GOAL OF THE EXERCISE = Each entry below is to be transcribed exactly.

DATA LINES =
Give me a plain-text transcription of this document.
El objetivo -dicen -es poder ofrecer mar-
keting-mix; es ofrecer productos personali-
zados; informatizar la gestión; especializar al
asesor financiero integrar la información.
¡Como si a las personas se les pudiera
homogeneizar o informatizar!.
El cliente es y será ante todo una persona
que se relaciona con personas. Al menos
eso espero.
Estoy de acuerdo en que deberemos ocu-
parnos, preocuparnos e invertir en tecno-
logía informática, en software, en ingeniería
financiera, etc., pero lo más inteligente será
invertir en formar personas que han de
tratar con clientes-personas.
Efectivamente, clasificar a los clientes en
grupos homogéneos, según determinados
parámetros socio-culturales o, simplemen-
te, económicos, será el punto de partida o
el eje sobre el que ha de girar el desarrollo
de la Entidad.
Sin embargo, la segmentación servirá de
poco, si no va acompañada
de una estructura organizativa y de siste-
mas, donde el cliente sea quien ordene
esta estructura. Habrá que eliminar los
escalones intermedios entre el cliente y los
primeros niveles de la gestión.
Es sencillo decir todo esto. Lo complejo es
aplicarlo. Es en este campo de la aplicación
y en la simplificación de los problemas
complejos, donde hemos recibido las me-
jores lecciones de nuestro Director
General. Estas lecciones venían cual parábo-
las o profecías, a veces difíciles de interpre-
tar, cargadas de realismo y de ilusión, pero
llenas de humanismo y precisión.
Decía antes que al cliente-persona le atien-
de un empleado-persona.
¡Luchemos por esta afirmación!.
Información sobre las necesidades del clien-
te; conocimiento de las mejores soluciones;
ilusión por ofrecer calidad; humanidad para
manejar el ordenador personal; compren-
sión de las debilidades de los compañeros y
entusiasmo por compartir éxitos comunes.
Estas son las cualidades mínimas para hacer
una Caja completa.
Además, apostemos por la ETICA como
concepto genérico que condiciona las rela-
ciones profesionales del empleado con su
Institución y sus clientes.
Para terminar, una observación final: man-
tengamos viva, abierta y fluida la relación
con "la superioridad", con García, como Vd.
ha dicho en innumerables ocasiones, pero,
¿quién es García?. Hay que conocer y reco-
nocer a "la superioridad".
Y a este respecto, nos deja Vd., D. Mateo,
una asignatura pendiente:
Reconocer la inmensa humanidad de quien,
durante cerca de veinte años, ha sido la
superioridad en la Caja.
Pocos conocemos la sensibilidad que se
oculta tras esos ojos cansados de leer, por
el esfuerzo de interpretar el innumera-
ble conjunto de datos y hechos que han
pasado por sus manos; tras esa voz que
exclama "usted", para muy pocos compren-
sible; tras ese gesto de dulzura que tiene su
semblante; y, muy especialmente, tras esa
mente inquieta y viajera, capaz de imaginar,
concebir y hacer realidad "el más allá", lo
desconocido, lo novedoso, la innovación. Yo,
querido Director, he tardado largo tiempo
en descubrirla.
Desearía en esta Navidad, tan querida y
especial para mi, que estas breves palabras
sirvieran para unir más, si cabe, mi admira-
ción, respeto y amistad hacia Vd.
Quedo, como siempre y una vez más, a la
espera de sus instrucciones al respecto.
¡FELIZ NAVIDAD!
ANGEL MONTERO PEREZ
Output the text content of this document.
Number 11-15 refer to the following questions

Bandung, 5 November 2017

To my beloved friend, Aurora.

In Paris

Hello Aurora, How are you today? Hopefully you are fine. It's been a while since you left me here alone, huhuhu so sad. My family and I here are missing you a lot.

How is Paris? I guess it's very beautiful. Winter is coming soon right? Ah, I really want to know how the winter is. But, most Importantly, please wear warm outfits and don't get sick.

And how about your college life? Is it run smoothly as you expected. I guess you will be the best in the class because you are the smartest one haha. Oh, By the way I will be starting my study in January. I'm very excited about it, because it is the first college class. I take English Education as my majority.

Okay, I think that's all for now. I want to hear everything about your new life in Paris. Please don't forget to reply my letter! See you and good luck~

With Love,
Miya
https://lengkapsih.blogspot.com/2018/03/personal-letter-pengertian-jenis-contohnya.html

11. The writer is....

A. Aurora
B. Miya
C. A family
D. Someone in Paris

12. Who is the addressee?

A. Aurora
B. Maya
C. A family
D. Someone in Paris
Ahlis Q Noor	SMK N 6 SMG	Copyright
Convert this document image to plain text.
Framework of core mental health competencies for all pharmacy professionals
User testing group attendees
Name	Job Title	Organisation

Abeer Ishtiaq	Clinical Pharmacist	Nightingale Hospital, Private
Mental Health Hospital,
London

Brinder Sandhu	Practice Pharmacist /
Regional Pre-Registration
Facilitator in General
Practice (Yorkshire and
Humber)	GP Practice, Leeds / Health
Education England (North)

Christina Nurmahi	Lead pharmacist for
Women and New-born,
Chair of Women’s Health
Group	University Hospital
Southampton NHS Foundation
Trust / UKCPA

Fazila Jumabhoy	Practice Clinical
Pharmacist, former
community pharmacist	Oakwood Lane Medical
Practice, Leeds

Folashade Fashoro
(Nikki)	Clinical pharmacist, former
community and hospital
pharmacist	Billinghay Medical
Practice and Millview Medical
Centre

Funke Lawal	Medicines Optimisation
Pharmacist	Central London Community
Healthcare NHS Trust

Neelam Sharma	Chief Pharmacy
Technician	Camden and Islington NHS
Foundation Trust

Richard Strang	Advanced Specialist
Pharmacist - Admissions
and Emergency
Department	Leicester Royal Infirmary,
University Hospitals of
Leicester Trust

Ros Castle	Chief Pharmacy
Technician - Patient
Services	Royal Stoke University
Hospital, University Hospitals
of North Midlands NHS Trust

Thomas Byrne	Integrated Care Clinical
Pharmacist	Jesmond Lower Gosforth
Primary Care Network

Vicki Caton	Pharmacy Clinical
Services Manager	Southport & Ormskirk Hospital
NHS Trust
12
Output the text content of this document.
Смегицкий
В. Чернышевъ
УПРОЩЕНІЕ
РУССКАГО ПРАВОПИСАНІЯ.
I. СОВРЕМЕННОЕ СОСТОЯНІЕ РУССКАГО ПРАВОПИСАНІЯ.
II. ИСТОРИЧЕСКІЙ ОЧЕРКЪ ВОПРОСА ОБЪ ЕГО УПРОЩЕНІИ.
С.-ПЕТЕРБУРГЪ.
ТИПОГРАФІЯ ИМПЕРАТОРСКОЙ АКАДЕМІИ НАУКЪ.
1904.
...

CORRECT RESPONSE =
Give me a plain-text transcription of this document.
El objetivo -dicen -es poder ofrecer mar-
keting-mix; es ofrecer productos personali-
zados; informatizar la gestión; especializar al
asesor financiero integrar la información.
¡Como si a las personas se les pudiera
homogeneizar o informatizar!.
El cliente es y será ante todo una persona
que se relaciona con personas. Al menos
eso espero.
Estoy de acuerdo en que deberemos ocu-
parnos, preocuparnos e invertir en tecno-
logía informática, en software, en ingeniería
financiera, etc., pero lo más inteligente será
invertir en formar personas que han de
tratar con clientes-personas.
Efectivamente, clasificar a los clientes en
grupos homogéneos, según determinados
parámetros socio-culturales o, simplemen-
te, económicos, será el punto de partida o
el eje sobre el que ha de girar el desarrollo
de la Entidad.
Sin embargo, la segmentación servirá de
poco, si no va acompañada
de una estructura organizativa y de siste-
mas, donde el cliente sea quien ordene
esta estructura. Habrá que eliminar los
escalones intermedios entre el cliente y los
primeros niveles de la gestión.
Es sencillo decir todo esto. Lo complejo es
aplicarlo. Es en este campo de la aplicación
y en la simplificación de los problemas
complejos, donde hemos recibido las me-
jores lecciones de nuestro Director
General. Estas lecciones venían cual parábo-
las o profecías, a veces difíciles de interpre-
tar, cargadas de realismo y de ilusión, pero
llenas de humanismo y precisión.
Decía antes que al cliente-persona le atien-
de un empleado-persona.
¡Luchemos por esta afirmación!.
Información sobre las necesidades del clien-
te; conocimiento de las mejores soluciones;
ilusión por ofrecer calidad; humanidad para
manejar el ordenador personal; compren-
sión de las debilidades de los compañeros y
entusiasmo por compartir éxitos comunes.
Estas son las cualidades mínimas para hacer
una Caja completa.
Además, apostemos por la ETICA como
concepto genérico que condiciona las rela-
ciones profesionales del empleado con su
Institución y sus clientes.
Para terminar, una observación final: man-
tengamos viva, abierta y fluida la relación
con "la superioridad", con García, como Vd.
ha dicho en innumerables ocasiones, pero,
¿quién es García?. Hay que conocer y reco-
nocer a "la superioridad".
Y a este respecto, nos deja Vd., D. Mateo,
una asignatura pendiente:
Reconocer la inmensa humanidad de quien,
durante cerca de veinte años, ha sido la
superioridad en la Caja.
Pocos conocemos la sensibilidad que se
oculta tras esos ojos cansados de leer, por
el esfuerzo de interpretar el innumera-
ble conjunto de datos y hechos que han
pasado por sus manos; tras esa voz que
exclama "usted", para muy pocos compren-
sible; tras ese gesto de dulzura que tiene su
semblante; y, muy especialmente, tras esa
mente inquieta y viajera, capaz de imaginar,
concebir y hacer realidad "el más allá", lo
desconocido, lo novedoso, la innovación. Yo,
querido Director, he tardado largo tiempo
en descubrirla.
Desearía en esta Navidad, tan querida y
especial para mi, que estas breves palabras
sirvieran para unir más, si cabe, mi admira-
ción, respeto y amistad hacia Vd.
Quedo, como siempre y una vez más, a la
espera de sus instrucciones al respecto.
¡FELIZ NAVIDAD!
ANGEL MONTERO PEREZ
Output the text content of this document.
Number 11-15 refer to the following questions

Bandung, 5 November 2017

To my beloved friend, Aurora.

In Paris

Hello Aurora, How are you today? Hopefully you are fine. It's been a while since you left me here alone, huhuhu so sad. My family and I here are missing you a lot.

How is Paris? I guess it's very beautiful. Winter is coming soon right? Ah, I really want to know how the winter is. But, most Importantly, please wear warm outfits and don't get sick.

And how about your college life? Is it run smoothly as you expected. I guess you will be the best in the class because you are the smartest one haha. Oh, By the way I will be starting my study in January. I'm very excited about it, because it is the first college class. I take English Education as my majority.

Okay, I think that's all for now. I want to hear everything about your new life in Paris. Please don't forget to reply my letter! See you and good luck~

With Love,
Miya
https://lengkapsih.blogspot.com/2018/03/personal-letter-pengertian-jenis-contohnya.html

11. The writer is....

A. Aurora
B. Miya
C. A family
D. Someone in Paris

12. Who is the addressee?

A. Aurora
B. Maya
C. A family
D. Someone in Paris
Ahlis Q Noor	SMK N 6 SMG	Copyright
Convert this document image to plain text.
Framework of core mental health competencies for all pharmacy professionals
User testing group attendees
Name	Job Title	Organisation

Abeer Ishtiaq	Clinical Pharmacist	Nightingale Hospital, Private
Mental Health Hospital,
London

Brinder Sandhu	Practice Pharmacist /
Regional Pre-Registration
Facilitator in General
Practice (Yorkshire and
Humber)	GP Practice, Leeds / Health
Education England (North)

Christina Nurmahi	Lead pharmacist for
Women and New-born,
Chair of Women’s Health
Group	University Hospital
Southampton NHS Foundation
Trust / UKCPA

Fazila Jumabhoy	Practice Clinical
Pharmacist, former
community pharmacist	Oakwood Lane Medical
Practice, Leeds

Folashade Fashoro
(Nikki)	Clinical pharmacist, former
community and hospital
pharmacist	Billinghay Medical
Practice and Millview Medical
Centre

Funke Lawal	Medicines Optimisation
Pharmacist	Central London Community
Healthcare NHS Trust

Neelam Sharma	Chief Pharmacy
Technician	Camden and Islington NHS
Foundation Trust

Richard Strang	Advanced Specialist
Pharmacist - Admissions
and Emergency
Department	Leicester Royal Infirmary,
University Hospitals of
Leicester Trust

Ros Castle	Chief Pharmacy
Technician - Patient
Services	Royal Stoke University
Hospital, University Hospitals
of North Midlands NHS Trust

Thomas Byrne	Integrated Care Clinical
Pharmacist	Jesmond Lower Gosforth
Primary Care Network

Vicki Caton	Pharmacy Clinical
Services Manager	Southport & Ormskirk Hospital
NHS Trust
12
Output the text content of this document.
Смегицкий
В. Чернышевъ
УПРОЩЕНІЕ
РУССКАГО ПРАВОПИСАНІЯ.
I. СОВРЕМЕННОЕ СОСТОЯНІЕ РУССКАГО ПРАВОПИСАНІЯ.
II. ИСТОРИЧЕСКІЙ ОЧЕРКЪ ВОПРОСА ОБЪ ЕГО УПРОЩЕНІИ.
С.-ПЕТЕРБУРГЪ.
ТИПОГРАФІЯ ИМПЕРАТОРСКОЙ АКАДЕМІИ НАУКЪ.
1904.
...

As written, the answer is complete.